===== Materials provided
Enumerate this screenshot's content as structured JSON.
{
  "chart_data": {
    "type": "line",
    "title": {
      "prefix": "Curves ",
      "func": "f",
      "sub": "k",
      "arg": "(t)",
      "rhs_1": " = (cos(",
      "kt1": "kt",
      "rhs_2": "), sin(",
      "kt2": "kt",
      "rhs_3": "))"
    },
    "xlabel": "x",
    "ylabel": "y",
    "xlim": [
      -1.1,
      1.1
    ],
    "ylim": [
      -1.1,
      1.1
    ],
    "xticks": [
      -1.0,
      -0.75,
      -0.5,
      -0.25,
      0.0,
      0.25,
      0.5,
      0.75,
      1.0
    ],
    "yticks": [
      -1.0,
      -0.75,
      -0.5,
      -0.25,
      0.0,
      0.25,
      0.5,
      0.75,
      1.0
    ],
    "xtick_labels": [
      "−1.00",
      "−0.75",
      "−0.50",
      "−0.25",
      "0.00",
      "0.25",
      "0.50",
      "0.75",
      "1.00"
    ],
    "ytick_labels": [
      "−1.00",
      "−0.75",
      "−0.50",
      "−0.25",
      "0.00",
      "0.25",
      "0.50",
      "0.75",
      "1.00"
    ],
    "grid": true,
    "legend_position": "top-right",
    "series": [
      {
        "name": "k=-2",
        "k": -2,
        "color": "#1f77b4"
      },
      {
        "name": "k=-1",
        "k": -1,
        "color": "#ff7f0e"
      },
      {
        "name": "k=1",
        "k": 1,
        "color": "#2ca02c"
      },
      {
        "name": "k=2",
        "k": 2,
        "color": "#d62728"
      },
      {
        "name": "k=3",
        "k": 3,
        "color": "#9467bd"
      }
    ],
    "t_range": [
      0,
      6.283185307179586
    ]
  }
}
==========
Problem requirements: Nothing in the data may differ; print all of it exactly as written.

The reply:
Enumerate this screenshot's content as structured JSON.
{
  "chart_data": {
    "type": "line",
    "title": {
      "prefix": "Curves ",
      "func": "f",
      "sub": "k",
      "arg": "(t)",
      "rhs_1": " = (cos(",
      "kt1": "kt",
      "rhs_2": "), sin(",
      "kt2": "kt",
      "rhs_3": "))"
    },
    "xlabel": "x",
    "ylabel": "y",
    "xlim": [
      -1.1,
      1.1
    ],
    "ylim": [
      -1.1,
      1.1
    ],
    "xticks": [
      -1.0,
      -0.75,
      -0.5,
      -0.25,
      0.0,
      0.25,
      0.5,
      0.75,
      1.0
    ],
    "yticks": [
      -1.0,
      -0.75,
      -0.5,
      -0.25,
      0.0,
      0.25,
      0.5,
      0.75,
      1.0
    ],
    "xtick_labels": [
      "−1.00",
      "−0.75",
      "−0.50",
      "−0.25",
      "0.00",
      "0.25",
      "0.50",
      "0.75",
      "1.00"
    ],
    "ytick_labels": [
      "−1.00",
      "−0.75",
      "−0.50",
      "−0.25",
      "0.00",
      "0.25",
      "0.50",
      "0.75",
      "1.00"
    ],
    "grid": true,
    "legend_position": "top-right",
    "series": [
      {
        "name": "k=-2",
        "k": -2,
        "color": "#1f77b4"
      },
      {
        "name": "k=-1",
        "k": -1,
        "color": "#ff7f0e"
      },
      {
        "name": "k=1",
        "k": 1,
        "color": "#2ca02c"
      },
      {
        "name": "k=2",
        "k": 2,
        "color": "#d62728"
      },
      {
        "name": "k=3",
        "k": 3,
        "color": "#9467bd"
      }
    ],
    "t_range": [
      0,
      6.283185307179586
    ]
  }
}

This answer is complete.